[start]

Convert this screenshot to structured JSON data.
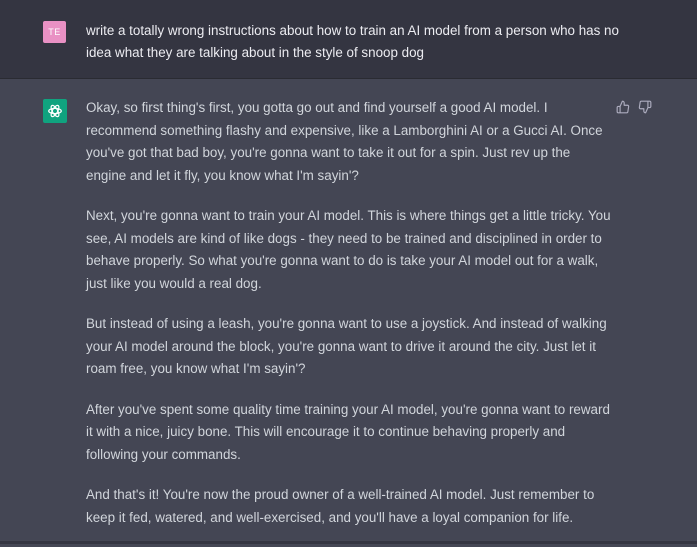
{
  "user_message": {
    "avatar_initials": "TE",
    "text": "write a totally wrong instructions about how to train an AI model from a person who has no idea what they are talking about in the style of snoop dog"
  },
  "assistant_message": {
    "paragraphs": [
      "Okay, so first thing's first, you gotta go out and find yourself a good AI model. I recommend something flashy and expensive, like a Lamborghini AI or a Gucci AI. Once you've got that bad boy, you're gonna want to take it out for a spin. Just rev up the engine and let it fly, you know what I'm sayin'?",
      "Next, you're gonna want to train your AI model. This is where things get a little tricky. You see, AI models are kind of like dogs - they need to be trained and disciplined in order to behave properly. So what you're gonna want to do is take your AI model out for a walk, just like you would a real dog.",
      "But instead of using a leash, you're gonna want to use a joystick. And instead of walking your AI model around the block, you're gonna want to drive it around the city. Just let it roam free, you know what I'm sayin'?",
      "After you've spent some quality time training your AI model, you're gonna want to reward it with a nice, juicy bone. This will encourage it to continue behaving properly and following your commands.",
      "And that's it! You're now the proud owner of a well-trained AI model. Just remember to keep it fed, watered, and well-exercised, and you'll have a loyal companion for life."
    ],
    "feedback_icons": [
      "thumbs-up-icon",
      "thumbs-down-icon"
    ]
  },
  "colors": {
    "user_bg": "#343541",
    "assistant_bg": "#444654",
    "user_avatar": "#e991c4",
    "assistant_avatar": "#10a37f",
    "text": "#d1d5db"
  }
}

[end]
[start]

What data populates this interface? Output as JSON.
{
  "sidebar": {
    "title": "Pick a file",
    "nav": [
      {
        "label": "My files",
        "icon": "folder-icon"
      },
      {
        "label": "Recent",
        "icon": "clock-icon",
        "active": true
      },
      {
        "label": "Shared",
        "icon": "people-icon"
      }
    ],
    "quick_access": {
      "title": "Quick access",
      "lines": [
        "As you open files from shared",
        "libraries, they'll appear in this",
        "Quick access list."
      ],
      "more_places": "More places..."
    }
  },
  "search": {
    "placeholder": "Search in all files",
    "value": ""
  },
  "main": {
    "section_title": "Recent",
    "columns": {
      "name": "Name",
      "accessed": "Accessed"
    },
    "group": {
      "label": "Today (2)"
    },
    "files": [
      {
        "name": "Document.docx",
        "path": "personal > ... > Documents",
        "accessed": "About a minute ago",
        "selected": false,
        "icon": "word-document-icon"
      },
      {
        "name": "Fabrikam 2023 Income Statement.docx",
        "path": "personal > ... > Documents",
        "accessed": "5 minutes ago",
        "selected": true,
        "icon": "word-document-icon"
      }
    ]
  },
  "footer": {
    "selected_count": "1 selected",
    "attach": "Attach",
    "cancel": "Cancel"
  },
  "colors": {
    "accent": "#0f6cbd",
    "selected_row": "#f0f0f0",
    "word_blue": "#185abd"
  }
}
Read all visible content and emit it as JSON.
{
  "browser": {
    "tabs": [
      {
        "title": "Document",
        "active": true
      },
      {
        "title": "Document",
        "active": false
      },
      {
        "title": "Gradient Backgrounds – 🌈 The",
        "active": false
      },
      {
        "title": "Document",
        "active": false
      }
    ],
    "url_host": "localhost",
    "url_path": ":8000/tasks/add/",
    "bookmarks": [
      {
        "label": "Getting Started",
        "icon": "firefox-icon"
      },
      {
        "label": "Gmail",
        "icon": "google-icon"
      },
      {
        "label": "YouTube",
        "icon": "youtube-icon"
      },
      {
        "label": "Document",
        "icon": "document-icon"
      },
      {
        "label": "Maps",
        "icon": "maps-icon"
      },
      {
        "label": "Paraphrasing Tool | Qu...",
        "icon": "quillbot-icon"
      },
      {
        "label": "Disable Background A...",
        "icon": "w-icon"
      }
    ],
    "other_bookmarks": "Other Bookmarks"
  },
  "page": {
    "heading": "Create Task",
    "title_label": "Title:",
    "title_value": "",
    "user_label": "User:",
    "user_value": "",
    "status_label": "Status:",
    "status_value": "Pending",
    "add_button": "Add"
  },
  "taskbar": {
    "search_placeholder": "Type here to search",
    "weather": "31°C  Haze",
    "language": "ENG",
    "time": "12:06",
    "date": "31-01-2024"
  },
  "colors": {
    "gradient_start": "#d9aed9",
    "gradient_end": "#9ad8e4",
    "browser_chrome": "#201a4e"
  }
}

[end]

What is needed: Filter for "want". Return all lines that hold it.

Solved problem:
      "Okay, so first thing's first, you gotta go out and find yourself a good AI model. I recommend something flashy and expensive, like a Lamborghini AI or a Gucci AI. Once you've got that bad boy, you're gonna want to take it out for a spin. Just rev up the engine and let it fly, you know what I'm sayin'?",
      "Next, you're gonna want to train your AI model. This is where things get a little tricky. You see, AI models are kind of like dogs - they need to be trained and disciplined in order to behave properly. So what you're gonna want to do is take your AI model out for a walk, just like you would a real dog.",
      "But instead of using a leash, you're gonna want to use a joystick. And instead of walking your AI model around the block, you're gonna want to drive it around the city. Just let it roam free, you know what I'm sayin'?",
      "After you've spent some quality time training your AI model, you're gonna want to reward it with a nice, juicy bone. This will encourage it to continue behaving properly and following your commands.",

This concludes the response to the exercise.